## [STATED PROBLEM]
All lines featuring the string "reach" are to be listed.

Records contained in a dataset
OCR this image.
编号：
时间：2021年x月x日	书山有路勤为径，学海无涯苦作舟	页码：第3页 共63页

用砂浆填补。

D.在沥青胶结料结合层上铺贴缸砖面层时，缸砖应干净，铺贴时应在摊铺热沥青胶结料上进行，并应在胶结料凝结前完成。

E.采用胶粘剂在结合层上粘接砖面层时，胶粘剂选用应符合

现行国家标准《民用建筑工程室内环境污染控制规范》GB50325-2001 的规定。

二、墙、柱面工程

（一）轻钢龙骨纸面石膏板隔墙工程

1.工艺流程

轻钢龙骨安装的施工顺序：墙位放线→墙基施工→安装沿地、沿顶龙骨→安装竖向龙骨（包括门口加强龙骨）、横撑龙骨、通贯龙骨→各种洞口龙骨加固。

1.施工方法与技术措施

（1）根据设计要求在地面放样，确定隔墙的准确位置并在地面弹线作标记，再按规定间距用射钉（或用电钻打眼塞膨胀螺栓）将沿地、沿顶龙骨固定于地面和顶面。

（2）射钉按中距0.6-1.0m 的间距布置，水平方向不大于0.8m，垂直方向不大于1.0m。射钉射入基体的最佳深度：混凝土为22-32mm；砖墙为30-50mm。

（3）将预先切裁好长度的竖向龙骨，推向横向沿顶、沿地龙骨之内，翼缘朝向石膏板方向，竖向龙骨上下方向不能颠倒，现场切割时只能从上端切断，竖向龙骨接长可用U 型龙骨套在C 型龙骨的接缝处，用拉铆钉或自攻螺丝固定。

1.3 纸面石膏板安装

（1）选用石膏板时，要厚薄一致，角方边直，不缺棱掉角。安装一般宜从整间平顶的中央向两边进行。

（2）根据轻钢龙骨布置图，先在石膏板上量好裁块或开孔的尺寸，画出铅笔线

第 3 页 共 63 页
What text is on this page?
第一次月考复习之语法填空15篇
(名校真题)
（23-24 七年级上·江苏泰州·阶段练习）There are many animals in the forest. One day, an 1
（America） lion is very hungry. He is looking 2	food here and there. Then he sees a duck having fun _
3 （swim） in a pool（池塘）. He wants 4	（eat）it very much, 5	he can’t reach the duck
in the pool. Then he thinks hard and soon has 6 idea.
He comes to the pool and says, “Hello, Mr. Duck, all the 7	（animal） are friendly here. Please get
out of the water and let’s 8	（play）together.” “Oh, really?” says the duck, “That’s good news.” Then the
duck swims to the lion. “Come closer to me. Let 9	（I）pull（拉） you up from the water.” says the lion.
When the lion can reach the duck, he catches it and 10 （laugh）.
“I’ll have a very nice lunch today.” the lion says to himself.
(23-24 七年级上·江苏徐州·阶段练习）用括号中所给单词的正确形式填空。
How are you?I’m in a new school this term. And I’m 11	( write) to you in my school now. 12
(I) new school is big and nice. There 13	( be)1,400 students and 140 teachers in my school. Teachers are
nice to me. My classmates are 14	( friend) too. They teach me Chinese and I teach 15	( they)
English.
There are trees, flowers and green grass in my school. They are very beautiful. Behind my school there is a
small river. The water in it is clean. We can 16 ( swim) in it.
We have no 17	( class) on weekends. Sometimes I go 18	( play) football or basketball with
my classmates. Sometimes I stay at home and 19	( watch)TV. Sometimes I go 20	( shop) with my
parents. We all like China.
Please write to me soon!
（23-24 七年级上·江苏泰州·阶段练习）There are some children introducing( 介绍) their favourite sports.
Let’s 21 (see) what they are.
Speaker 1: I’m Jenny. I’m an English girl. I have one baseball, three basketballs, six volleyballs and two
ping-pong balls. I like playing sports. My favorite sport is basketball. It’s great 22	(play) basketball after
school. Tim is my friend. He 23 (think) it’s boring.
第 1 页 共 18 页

## [EXERCISE OUTPUT]
3 （swim） in a pool（池塘）. He wants 4	（eat）it very much, 5	he can’t reach the duck
When the lion can reach the duck, he catches it and 10 （laugh）.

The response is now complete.